Can you pull out each line of the data below that includes the word "title"?

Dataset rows
========================================================================

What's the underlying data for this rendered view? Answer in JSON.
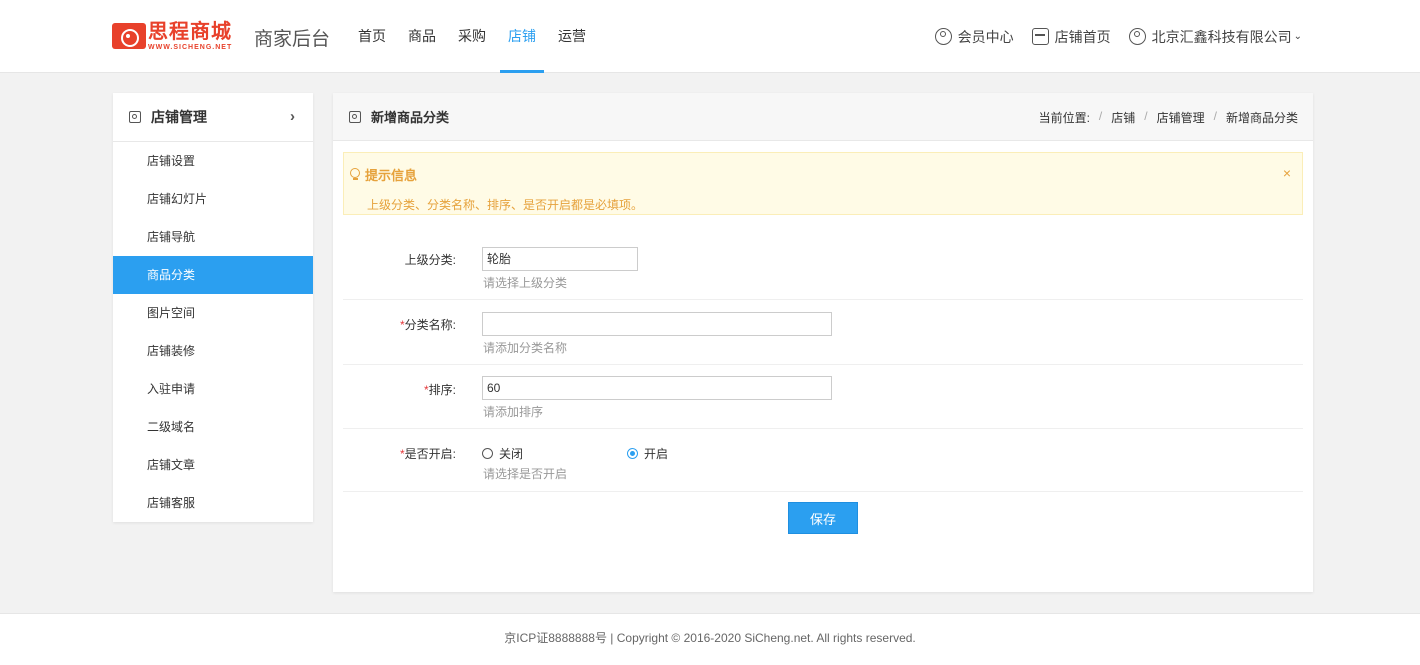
{
  "header": {
    "logo_cn": "思程商城",
    "logo_en": "WWW.SICHENG.NET",
    "title": "商家后台",
    "nav": [
      "首页",
      "商品",
      "采购",
      "店铺",
      "运营"
    ],
    "active_nav": "店铺",
    "member_center": "会员中心",
    "store_home": "店铺首页",
    "company": "北京汇鑫科技有限公司"
  },
  "sidebar": {
    "title": "店铺管理",
    "items": [
      {
        "label": "店铺设置"
      },
      {
        "label": "店铺幻灯片"
      },
      {
        "label": "店铺导航"
      },
      {
        "label": "商品分类"
      },
      {
        "label": "图片空间"
      },
      {
        "label": "店铺装修"
      },
      {
        "label": "入驻申请"
      },
      {
        "label": "二级域名"
      },
      {
        "label": "店铺文章"
      },
      {
        "label": "店铺客服"
      }
    ],
    "active": "商品分类"
  },
  "main": {
    "title": "新增商品分类",
    "breadcrumb": {
      "prefix": "当前位置:",
      "items": [
        "店铺",
        "店铺管理",
        "新增商品分类"
      ]
    },
    "tip": {
      "title": "提示信息",
      "text": "上级分类、分类名称、排序、是否开启都是必填项。",
      "close": "×"
    },
    "form": {
      "parent": {
        "label": "上级分类:",
        "value": "轮胎",
        "hint": "请选择上级分类"
      },
      "name": {
        "required": "*",
        "label": "分类名称:",
        "value": "",
        "hint": "请添加分类名称"
      },
      "sort": {
        "required": "*",
        "label": "排序:",
        "value": "60",
        "hint": "请添加排序"
      },
      "enabled": {
        "required": "*",
        "label": "是否开启:",
        "options": [
          "关闭",
          "开启"
        ],
        "selected": "开启",
        "hint": "请选择是否开启"
      },
      "save": "保存"
    }
  },
  "footer": {
    "text": "京ICP证8888888号 | Copyright © 2016-2020 SiCheng.net. All rights reserved."
  },
  "colors": {
    "accent": "#2b9ff0",
    "tip_text": "#e6a23c",
    "tip_bg": "#fffbe6",
    "logo_red": "#e8412b"
  }
}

========================================================================

- **REPLY TO THE EXERCISE**:
    "title": "商家后台",
    "title": "店铺管理",
    "title": "新增商品分类",
      "title": "提示信息",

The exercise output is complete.